[Work required]: Where a line of the material contains the string "изделиями", copy that line.

[Supplied data]:

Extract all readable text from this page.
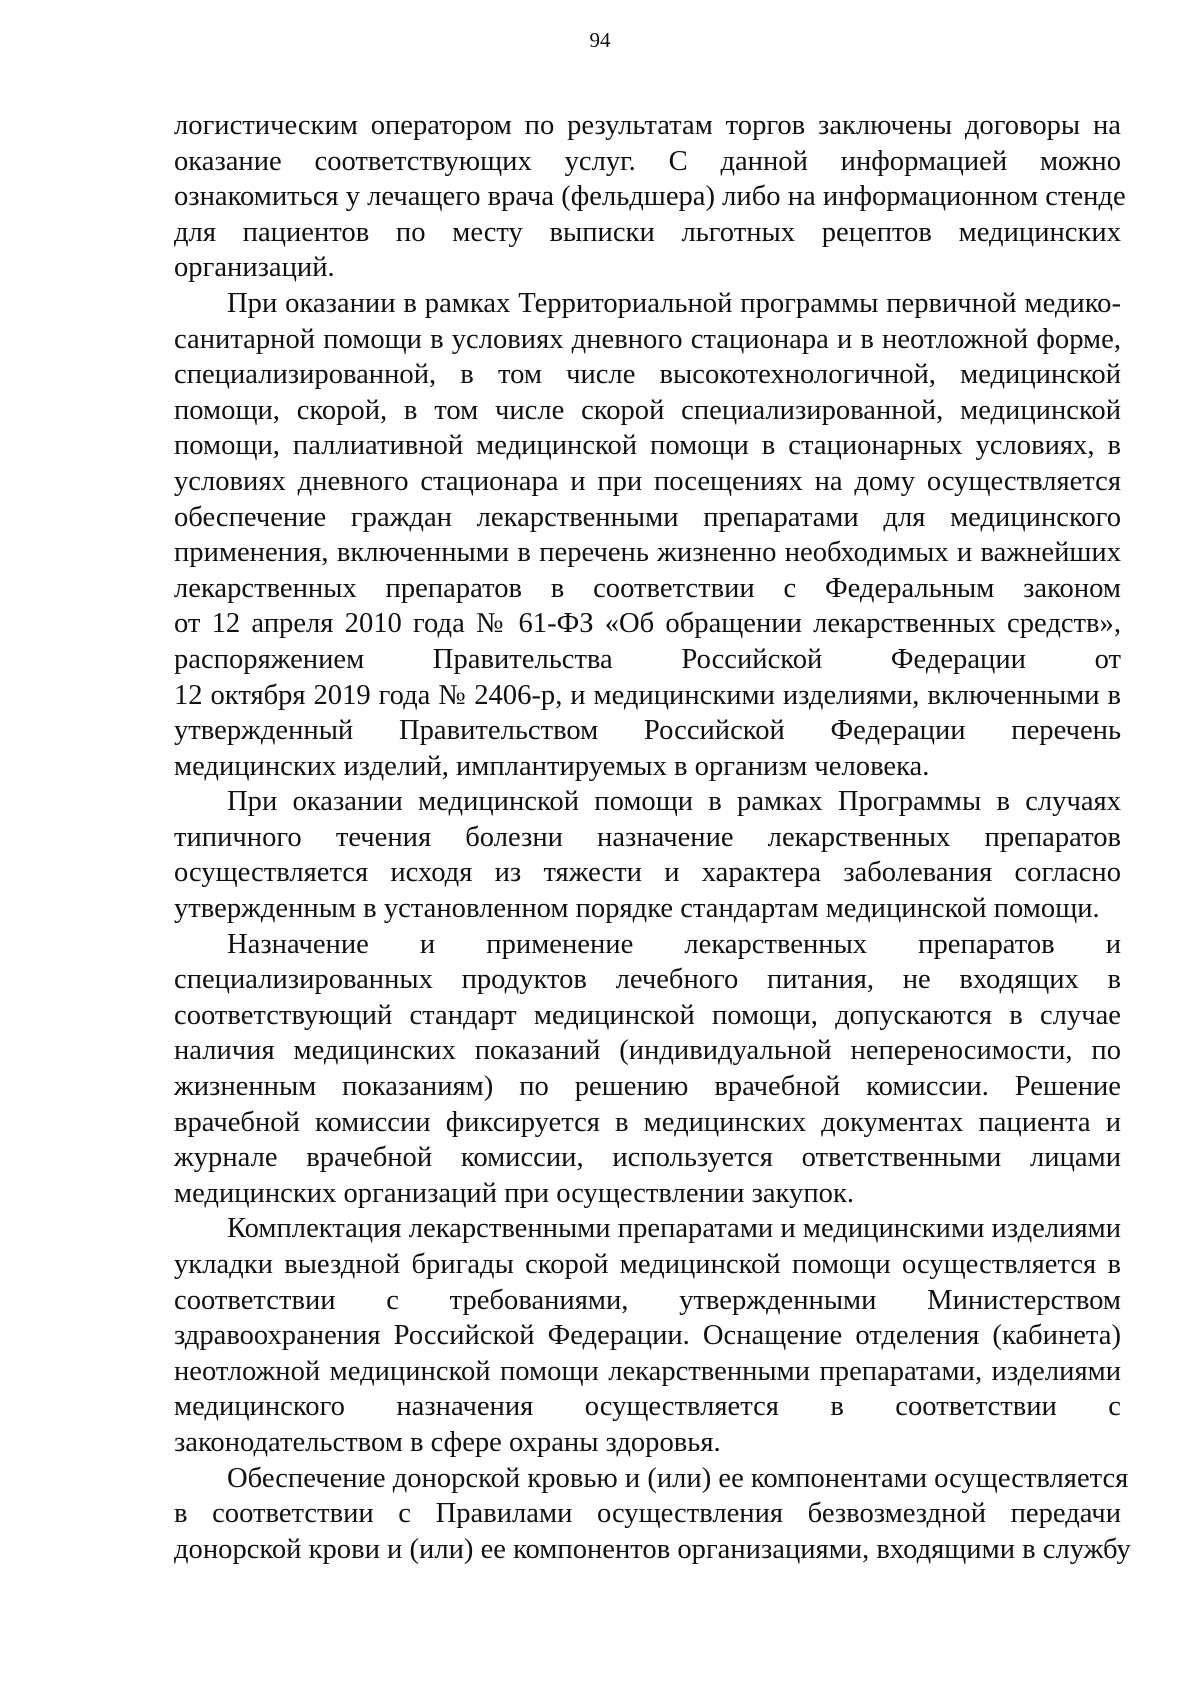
94

логистическим оператором по результатам торгов заключены договоры на
оказание соответствующих услуг. С данной информацией можно
ознакомиться у лечащего врача (фельдшера) либо на информационном стенде
для пациентов по месту выписки льготных рецептов медицинских
организаций.

При оказании в рамках Территориальной программы первичной медико-
санитарной помощи в условиях дневного стационара и в неотложной форме,
специализированной, в том числе высокотехнологичной, медицинской
помощи, скорой, в том числе скорой специализированной, медицинской
помощи, паллиативной медицинской помощи в стационарных условиях, в
условиях дневного стационара и при посещениях на дому осуществляется
обеспечение граждан лекарственными препаратами для медицинского
применения, включенными в перечень жизненно необходимых и важнейших
лекарственных препаратов в соответствии с Федеральным законом
от 12 апреля 2010 года № 61-ФЗ «Об обращении лекарственных средств»,
распоряжением Правительства Российской Федерации от
12 октября 2019 года № 2406-р, и медицинскими изделиями, включенными в
утвержденный Правительством Российской Федерации перечень
медицинских изделий, имплантируемых в организм человека.

При оказании медицинской помощи в рамках Программы в случаях
типичного течения болезни назначение лекарственных препаратов
осуществляется исходя из тяжести и характера заболевания согласно
утвержденным в установленном порядке стандартам медицинской помощи.

Назначение и применение лекарственных препаратов и
специализированных продуктов лечебного питания, не входящих в
соответствующий стандарт медицинской помощи, допускаются в случае
наличия медицинских показаний (индивидуальной непереносимости, по
жизненным показаниям) по решению врачебной комиссии. Решение
врачебной комиссии фиксируется в медицинских документах пациента и
журнале врачебной комиссии, используется ответственными лицами
медицинских организаций при осуществлении закупок.

Комплектация лекарственными препаратами и медицинскими изделиями
укладки выездной бригады скорой медицинской помощи осуществляется в
соответствии с требованиями, утвержденными Министерством
здравоохранения Российской Федерации. Оснащение отделения (кабинета)
неотложной медицинской помощи лекарственными препаратами, изделиями
медицинского назначения осуществляется в соответствии с
законодательством в сфере охраны здоровья.

Обеспечение донорской кровью и (или) ее компонентами осуществляется
в соответствии с Правилами осуществления безвозмездной передачи
донорской крови и (или) ее компонентов организациями, входящими в службу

[Final result]:
12 октября 2019 года № 2406-р, и медицинскими изделиями, включенными в
Комплектация лекарственными препаратами и медицинскими изделиями
неотложной медицинской помощи лекарственными препаратами, изделиями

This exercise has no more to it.